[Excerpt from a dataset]

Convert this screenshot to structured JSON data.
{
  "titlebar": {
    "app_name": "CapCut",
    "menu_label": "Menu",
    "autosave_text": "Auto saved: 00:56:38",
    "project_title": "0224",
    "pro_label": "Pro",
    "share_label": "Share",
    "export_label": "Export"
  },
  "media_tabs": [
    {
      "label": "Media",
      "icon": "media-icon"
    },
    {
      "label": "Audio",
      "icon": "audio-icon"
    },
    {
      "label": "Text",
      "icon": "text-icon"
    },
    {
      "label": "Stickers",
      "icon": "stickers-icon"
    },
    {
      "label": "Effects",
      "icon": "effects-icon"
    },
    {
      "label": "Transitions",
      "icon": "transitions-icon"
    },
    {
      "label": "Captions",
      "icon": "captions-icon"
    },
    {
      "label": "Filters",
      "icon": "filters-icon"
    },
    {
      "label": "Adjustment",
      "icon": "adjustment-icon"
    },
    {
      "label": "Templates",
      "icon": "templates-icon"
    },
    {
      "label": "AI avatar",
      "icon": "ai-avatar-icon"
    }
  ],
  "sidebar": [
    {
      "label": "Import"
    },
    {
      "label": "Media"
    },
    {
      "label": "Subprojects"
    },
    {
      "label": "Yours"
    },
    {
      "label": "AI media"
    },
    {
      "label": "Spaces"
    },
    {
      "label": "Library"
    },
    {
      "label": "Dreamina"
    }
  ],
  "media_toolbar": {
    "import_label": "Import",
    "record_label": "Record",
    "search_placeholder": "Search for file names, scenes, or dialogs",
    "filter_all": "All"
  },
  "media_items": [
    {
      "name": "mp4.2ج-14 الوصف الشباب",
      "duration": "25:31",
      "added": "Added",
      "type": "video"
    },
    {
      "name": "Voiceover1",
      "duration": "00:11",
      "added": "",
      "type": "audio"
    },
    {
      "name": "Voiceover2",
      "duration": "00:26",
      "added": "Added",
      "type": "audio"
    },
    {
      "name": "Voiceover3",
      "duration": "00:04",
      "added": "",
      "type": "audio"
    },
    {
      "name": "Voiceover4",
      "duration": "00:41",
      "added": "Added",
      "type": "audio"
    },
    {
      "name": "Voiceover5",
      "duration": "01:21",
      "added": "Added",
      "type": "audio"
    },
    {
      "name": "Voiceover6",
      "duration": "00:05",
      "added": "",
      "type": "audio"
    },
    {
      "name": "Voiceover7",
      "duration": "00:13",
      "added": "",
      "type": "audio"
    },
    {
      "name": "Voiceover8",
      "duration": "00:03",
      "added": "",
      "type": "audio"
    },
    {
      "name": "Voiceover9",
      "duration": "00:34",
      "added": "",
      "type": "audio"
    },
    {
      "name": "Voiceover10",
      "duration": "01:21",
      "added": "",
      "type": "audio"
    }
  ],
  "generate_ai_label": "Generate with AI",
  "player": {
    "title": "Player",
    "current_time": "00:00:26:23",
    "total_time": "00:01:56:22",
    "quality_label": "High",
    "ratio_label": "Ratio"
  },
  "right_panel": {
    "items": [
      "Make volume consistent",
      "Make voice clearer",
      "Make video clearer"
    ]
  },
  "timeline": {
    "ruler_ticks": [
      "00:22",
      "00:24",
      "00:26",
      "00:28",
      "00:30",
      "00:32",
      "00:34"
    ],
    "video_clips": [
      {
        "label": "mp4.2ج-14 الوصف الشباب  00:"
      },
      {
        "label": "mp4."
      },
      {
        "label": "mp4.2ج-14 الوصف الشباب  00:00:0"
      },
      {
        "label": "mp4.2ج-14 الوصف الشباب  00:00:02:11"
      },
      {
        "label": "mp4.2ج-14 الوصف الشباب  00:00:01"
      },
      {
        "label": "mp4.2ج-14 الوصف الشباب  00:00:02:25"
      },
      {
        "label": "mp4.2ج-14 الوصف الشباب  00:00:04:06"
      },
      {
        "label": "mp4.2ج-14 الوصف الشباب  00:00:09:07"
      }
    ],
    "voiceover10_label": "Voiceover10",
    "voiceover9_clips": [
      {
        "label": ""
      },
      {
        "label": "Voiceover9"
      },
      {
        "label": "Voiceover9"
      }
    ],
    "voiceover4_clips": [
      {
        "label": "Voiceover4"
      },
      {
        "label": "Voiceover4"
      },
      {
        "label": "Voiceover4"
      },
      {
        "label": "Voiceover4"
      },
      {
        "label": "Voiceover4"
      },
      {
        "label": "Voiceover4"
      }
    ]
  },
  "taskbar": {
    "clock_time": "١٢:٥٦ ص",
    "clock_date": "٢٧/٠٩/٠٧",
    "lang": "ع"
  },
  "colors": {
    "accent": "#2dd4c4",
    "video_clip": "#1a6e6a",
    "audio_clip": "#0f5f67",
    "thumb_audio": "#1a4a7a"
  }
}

> WORK INSTRUCTIONS
For each line of the entries that includes "الوصف", show that line.

> SOLUTION FOR THIS EXERCISE
      "name": "mp4.2ج-14 الوصف الشباب",
        "label": "mp4.2ج-14 الوصف الشباب  00:"
        "label": "mp4.2ج-14 الوصف الشباب  00:00:0"
        "label": "mp4.2ج-14 الوصف الشباب  00:00:02:11"
        "label": "mp4.2ج-14 الوصف الشباب  00:00:01"
        "label": "mp4.2ج-14 الوصف الشباب  00:00:02:25"
        "label": "mp4.2ج-14 الوصف الشباب  00:00:04:06"
        "label": "mp4.2ج-14 الوصف الشباب  00:00:09:07"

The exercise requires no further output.